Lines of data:
========================================
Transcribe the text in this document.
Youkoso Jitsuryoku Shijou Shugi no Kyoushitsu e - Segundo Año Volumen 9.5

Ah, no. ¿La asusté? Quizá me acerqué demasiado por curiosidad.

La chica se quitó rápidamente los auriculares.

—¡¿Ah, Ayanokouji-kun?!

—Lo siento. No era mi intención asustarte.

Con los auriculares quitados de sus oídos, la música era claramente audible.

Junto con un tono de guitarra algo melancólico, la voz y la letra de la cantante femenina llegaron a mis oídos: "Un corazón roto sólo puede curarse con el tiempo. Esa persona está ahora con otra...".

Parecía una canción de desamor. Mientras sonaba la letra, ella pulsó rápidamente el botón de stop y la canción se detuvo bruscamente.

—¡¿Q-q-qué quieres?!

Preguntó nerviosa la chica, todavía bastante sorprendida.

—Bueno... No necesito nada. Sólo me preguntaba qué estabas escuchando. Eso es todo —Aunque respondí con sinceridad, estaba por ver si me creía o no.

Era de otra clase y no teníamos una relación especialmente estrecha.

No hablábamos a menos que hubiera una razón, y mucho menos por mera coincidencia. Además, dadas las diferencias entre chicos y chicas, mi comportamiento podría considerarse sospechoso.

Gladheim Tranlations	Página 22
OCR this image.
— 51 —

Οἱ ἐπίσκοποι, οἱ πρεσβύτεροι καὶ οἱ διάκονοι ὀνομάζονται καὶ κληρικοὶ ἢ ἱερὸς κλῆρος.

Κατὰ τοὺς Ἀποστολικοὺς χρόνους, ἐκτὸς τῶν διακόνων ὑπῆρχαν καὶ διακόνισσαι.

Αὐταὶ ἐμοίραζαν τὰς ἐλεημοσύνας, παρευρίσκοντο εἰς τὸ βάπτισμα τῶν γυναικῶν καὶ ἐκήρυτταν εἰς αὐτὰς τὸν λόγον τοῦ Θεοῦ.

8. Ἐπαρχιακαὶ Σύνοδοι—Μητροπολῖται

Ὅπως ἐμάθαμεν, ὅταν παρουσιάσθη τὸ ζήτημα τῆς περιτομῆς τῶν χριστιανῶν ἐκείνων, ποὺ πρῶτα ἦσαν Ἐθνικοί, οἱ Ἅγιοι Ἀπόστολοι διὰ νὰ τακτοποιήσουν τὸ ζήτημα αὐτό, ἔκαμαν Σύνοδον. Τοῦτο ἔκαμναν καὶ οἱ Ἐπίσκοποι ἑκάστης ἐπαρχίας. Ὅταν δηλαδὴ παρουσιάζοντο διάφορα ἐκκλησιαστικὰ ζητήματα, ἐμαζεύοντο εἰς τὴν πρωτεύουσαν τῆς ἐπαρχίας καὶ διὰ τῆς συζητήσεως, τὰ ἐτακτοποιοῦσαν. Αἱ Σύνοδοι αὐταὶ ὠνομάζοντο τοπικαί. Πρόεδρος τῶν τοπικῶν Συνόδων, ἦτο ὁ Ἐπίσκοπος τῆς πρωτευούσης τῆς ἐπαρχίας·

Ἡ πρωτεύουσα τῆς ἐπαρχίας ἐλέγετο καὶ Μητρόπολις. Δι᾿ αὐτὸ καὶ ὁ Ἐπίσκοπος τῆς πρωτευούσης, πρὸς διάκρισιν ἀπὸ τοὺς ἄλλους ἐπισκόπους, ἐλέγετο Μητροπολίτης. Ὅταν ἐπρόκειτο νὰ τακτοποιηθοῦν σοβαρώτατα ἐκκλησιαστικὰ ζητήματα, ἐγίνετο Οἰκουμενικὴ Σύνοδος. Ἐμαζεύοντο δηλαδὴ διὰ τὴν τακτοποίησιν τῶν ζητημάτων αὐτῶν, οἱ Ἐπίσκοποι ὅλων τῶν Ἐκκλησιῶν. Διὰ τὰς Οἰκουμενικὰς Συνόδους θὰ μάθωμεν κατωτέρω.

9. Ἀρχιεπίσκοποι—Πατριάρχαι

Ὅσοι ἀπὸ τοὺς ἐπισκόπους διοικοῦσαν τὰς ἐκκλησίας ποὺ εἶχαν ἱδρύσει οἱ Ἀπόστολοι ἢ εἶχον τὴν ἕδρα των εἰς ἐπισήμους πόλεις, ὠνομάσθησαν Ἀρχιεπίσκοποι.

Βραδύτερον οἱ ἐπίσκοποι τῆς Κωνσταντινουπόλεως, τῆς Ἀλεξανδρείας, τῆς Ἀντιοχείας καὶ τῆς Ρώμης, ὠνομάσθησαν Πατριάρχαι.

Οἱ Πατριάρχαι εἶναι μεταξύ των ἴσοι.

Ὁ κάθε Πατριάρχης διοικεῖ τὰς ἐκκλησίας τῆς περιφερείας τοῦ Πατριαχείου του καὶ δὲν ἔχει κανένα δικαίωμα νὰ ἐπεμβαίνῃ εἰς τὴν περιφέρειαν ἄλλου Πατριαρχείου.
========================================
Aim
Copy the material above back out, exactly as written.

Exercise solution
Transcribe the text in this document.
Youkoso Jitsuryoku Shijou Shugi no Kyoushitsu e - Segundo Año Volumen 9.5

Ah, no. ¿La asusté? Quizá me acerqué demasiado por curiosidad.

La chica se quitó rápidamente los auriculares.

—¡¿Ah, Ayanokouji-kun?!

—Lo siento. No era mi intención asustarte.

Con los auriculares quitados de sus oídos, la música era claramente audible.

Junto con un tono de guitarra algo melancólico, la voz y la letra de la cantante femenina llegaron a mis oídos: "Un corazón roto sólo puede curarse con el tiempo. Esa persona está ahora con otra...".

Parecía una canción de desamor. Mientras sonaba la letra, ella pulsó rápidamente el botón de stop y la canción se detuvo bruscamente.

—¡¿Q-q-qué quieres?!

Preguntó nerviosa la chica, todavía bastante sorprendida.

—Bueno... No necesito nada. Sólo me preguntaba qué estabas escuchando. Eso es todo —Aunque respondí con sinceridad, estaba por ver si me creía o no.

Era de otra clase y no teníamos una relación especialmente estrecha.

No hablábamos a menos que hubiera una razón, y mucho menos por mera coincidencia. Además, dadas las diferencias entre chicos y chicas, mi comportamiento podría considerarse sospechoso.

Gladheim Tranlations	Página 22
OCR this image.
— 51 —

Οἱ ἐπίσκοποι, οἱ πρεσβύτεροι καὶ οἱ διάκονοι ὀνομάζονται καὶ κληρικοὶ ἢ ἱερὸς κλῆρος.

Κατὰ τοὺς Ἀποστολικοὺς χρόνους, ἐκτὸς τῶν διακόνων ὑπῆρχαν καὶ διακόνισσαι.

Αὐταὶ ἐμοίραζαν τὰς ἐλεημοσύνας, παρευρίσκοντο εἰς τὸ βάπτισμα τῶν γυναικῶν καὶ ἐκήρυτταν εἰς αὐτὰς τὸν λόγον τοῦ Θεοῦ.

8. Ἐπαρχιακαὶ Σύνοδοι—Μητροπολῖται

Ὅπως ἐμάθαμεν, ὅταν παρουσιάσθη τὸ ζήτημα τῆς περιτομῆς τῶν χριστιανῶν ἐκείνων, ποὺ πρῶτα ἦσαν Ἐθνικοί, οἱ Ἅγιοι Ἀπόστολοι διὰ νὰ τακτοποιήσουν τὸ ζήτημα αὐτό, ἔκαμαν Σύνοδον. Τοῦτο ἔκαμναν καὶ οἱ Ἐπίσκοποι ἑκάστης ἐπαρχίας. Ὅταν δηλαδὴ παρουσιάζοντο διάφορα ἐκκλησιαστικὰ ζητήματα, ἐμαζεύοντο εἰς τὴν πρωτεύουσαν τῆς ἐπαρχίας καὶ διὰ τῆς συζητήσεως, τὰ ἐτακτοποιοῦσαν. Αἱ Σύνοδοι αὐταὶ ὠνομάζοντο τοπικαί. Πρόεδρος τῶν τοπικῶν Συνόδων, ἦτο ὁ Ἐπίσκοπος τῆς πρωτευούσης τῆς ἐπαρχίας·

Ἡ πρωτεύουσα τῆς ἐπαρχίας ἐλέγετο καὶ Μητρόπολις. Δι᾿ αὐτὸ καὶ ὁ Ἐπίσκοπος τῆς πρωτευούσης, πρὸς διάκρισιν ἀπὸ τοὺς ἄλλους ἐπισκόπους, ἐλέγετο Μητροπολίτης. Ὅταν ἐπρόκειτο νὰ τακτοποιηθοῦν σοβαρώτατα ἐκκλησιαστικὰ ζητήματα, ἐγίνετο Οἰκουμενικὴ Σύνοδος. Ἐμαζεύοντο δηλαδὴ διὰ τὴν τακτοποίησιν τῶν ζητημάτων αὐτῶν, οἱ Ἐπίσκοποι ὅλων τῶν Ἐκκλησιῶν. Διὰ τὰς Οἰκουμενικὰς Συνόδους θὰ μάθωμεν κατωτέρω.

9. Ἀρχιεπίσκοποι—Πατριάρχαι

Ὅσοι ἀπὸ τοὺς ἐπισκόπους διοικοῦσαν τὰς ἐκκλησίας ποὺ εἶχαν ἱδρύσει οἱ Ἀπόστολοι ἢ εἶχον τὴν ἕδρα των εἰς ἐπισήμους πόλεις, ὠνομάσθησαν Ἀρχιεπίσκοποι.

Βραδύτερον οἱ ἐπίσκοποι τῆς Κωνσταντινουπόλεως, τῆς Ἀλεξανδρείας, τῆς Ἀντιοχείας καὶ τῆς Ρώμης, ὠνομάσθησαν Πατριάρχαι.

Οἱ Πατριάρχαι εἶναι μεταξύ των ἴσοι.

Ὁ κάθε Πατριάρχης διοικεῖ τὰς ἐκκλησίας τῆς περιφερείας τοῦ Πατριαχείου του καὶ δὲν ἔχει κανένα δικαίωμα νὰ ἐπεμβαίνῃ εἰς τὴν περιφέρειαν ἄλλου Πατριαρχείου.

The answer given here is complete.